EXERCISE INSTRUCTIONS — Return the records that follow, matching each one exactly.

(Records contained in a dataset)
-------------------------
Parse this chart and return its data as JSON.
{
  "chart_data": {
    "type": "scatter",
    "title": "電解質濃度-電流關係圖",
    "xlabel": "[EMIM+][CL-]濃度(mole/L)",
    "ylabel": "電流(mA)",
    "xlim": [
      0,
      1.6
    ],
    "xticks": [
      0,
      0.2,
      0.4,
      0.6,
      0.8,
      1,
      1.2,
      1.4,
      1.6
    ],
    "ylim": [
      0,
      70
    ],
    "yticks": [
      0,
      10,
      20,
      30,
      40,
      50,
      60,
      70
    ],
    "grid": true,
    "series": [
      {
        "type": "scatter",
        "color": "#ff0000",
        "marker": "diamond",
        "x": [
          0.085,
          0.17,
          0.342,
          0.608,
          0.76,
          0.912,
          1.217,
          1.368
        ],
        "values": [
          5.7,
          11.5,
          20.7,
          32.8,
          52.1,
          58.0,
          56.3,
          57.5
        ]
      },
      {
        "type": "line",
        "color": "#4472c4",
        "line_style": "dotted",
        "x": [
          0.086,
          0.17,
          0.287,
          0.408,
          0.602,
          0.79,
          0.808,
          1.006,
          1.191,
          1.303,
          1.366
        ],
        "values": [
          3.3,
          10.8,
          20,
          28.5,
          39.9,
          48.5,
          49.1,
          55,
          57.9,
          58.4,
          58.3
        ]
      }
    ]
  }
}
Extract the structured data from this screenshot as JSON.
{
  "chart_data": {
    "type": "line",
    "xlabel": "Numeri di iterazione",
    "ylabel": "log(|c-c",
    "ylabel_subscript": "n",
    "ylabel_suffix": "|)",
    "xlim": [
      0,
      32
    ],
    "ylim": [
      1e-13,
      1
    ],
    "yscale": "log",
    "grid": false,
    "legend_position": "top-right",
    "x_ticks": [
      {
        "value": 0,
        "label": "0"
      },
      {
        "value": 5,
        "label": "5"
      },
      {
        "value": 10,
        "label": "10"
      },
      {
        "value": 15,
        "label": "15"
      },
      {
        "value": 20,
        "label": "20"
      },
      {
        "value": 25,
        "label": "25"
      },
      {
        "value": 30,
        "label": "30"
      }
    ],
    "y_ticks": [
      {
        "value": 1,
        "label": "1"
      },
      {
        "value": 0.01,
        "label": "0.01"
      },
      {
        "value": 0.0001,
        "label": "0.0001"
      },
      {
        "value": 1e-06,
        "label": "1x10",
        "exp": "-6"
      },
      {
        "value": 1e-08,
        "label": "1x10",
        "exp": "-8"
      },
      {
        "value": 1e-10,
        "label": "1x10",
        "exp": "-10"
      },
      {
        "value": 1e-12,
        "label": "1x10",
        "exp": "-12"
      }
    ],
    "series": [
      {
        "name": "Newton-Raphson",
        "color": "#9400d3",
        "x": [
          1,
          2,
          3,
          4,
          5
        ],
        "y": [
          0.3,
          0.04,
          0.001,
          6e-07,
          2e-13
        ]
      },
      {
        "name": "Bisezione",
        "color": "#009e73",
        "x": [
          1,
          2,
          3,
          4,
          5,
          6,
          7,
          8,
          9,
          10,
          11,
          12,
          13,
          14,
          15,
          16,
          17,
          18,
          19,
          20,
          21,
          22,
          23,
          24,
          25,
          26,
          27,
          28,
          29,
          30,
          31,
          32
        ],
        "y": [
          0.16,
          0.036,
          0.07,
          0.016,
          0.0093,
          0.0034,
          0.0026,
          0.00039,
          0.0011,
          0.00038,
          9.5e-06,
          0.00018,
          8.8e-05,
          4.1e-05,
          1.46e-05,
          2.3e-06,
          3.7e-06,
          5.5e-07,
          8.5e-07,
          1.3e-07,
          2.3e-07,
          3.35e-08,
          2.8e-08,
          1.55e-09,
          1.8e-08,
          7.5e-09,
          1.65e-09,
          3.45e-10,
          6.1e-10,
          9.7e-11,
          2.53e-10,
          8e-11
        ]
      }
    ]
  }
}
-------------------------
RESULT —
Parse this chart and return its data as JSON.
{
  "chart_data": {
    "type": "scatter",
    "title": "電解質濃度-電流關係圖",
    "xlabel": "[EMIM+][CL-]濃度(mole/L)",
    "ylabel": "電流(mA)",
    "xlim": [
      0,
      1.6
    ],
    "xticks": [
      0,
      0.2,
      0.4,
      0.6,
      0.8,
      1,
      1.2,
      1.4,
      1.6
    ],
    "ylim": [
      0,
      70
    ],
    "yticks": [
      0,
      10,
      20,
      30,
      40,
      50,
      60,
      70
    ],
    "grid": true,
    "series": [
      {
        "type": "scatter",
        "color": "#ff0000",
        "marker": "diamond",
        "x": [
          0.085,
          0.17,
          0.342,
          0.608,
          0.76,
          0.912,
          1.217,
          1.368
        ],
        "values": [
          5.7,
          11.5,
          20.7,
          32.8,
          52.1,
          58.0,
          56.3,
          57.5
        ]
      },
      {
        "type": "line",
        "color": "#4472c4",
        "line_style": "dotted",
        "x": [
          0.086,
          0.17,
          0.287,
          0.408,
          0.602,
          0.79,
          0.808,
          1.006,
          1.191,
          1.303,
          1.366
        ],
        "values": [
          3.3,
          10.8,
          20,
          28.5,
          39.9,
          48.5,
          49.1,
          55,
          57.9,
          58.4,
          58.3
        ]
      }
    ]
  }
}
Extract the structured data from this screenshot as JSON.
{
  "chart_data": {
    "type": "line",
    "xlabel": "Numeri di iterazione",
    "ylabel": "log(|c-c",
    "ylabel_subscript": "n",
    "ylabel_suffix": "|)",
    "xlim": [
      0,
      32
    ],
    "ylim": [
      1e-13,
      1
    ],
    "yscale": "log",
    "grid": false,
    "legend_position": "top-right",
    "x_ticks": [
      {
        "value": 0,
        "label": "0"
      },
      {
        "value": 5,
        "label": "5"
      },
      {
        "value": 10,
        "label": "10"
      },
      {
        "value": 15,
        "label": "15"
      },
      {
        "value": 20,
        "label": "20"
      },
      {
        "value": 25,
        "label": "25"
      },
      {
        "value": 30,
        "label": "30"
      }
    ],
    "y_ticks": [
      {
        "value": 1,
        "label": "1"
      },
      {
        "value": 0.01,
        "label": "0.01"
      },
      {
        "value": 0.0001,
        "label": "0.0001"
      },
      {
        "value": 1e-06,
        "label": "1x10",
        "exp": "-6"
      },
      {
        "value": 1e-08,
        "label": "1x10",
        "exp": "-8"
      },
      {
        "value": 1e-10,
        "label": "1x10",
        "exp": "-10"
      },
      {
        "value": 1e-12,
        "label": "1x10",
        "exp": "-12"
      }
    ],
    "series": [
      {
        "name": "Newton-Raphson",
        "color": "#9400d3",
        "x": [
          1,
          2,
          3,
          4,
          5
        ],
        "y": [
          0.3,
          0.04,
          0.001,
          6e-07,
          2e-13
        ]
      },
      {
        "name": "Bisezione",
        "color": "#009e73",
        "x": [
          1,
          2,
          3,
          4,
          5,
          6,
          7,
          8,
          9,
          10,
          11,
          12,
          13,
          14,
          15,
          16,
          17,
          18,
          19,
          20,
          21,
          22,
          23,
          24,
          25,
          26,
          27,
          28,
          29,
          30,
          31,
          32
        ],
        "y": [
          0.16,
          0.036,
          0.07,
          0.016,
          0.0093,
          0.0034,
          0.0026,
          0.00039,
          0.0011,
          0.00038,
          9.5e-06,
          0.00018,
          8.8e-05,
          4.1e-05,
          1.46e-05,
          2.3e-06,
          3.7e-06,
          5.5e-07,
          8.5e-07,
          1.3e-07,
          2.3e-07,
          3.35e-08,
          2.8e-08,
          1.55e-09,
          1.8e-08,
          7.5e-09,
          1.65e-09,
          3.45e-10,
          6.1e-10,
          9.7e-11,
          2.53e-10,
          8e-11
        ]
      }
    ]
  }
}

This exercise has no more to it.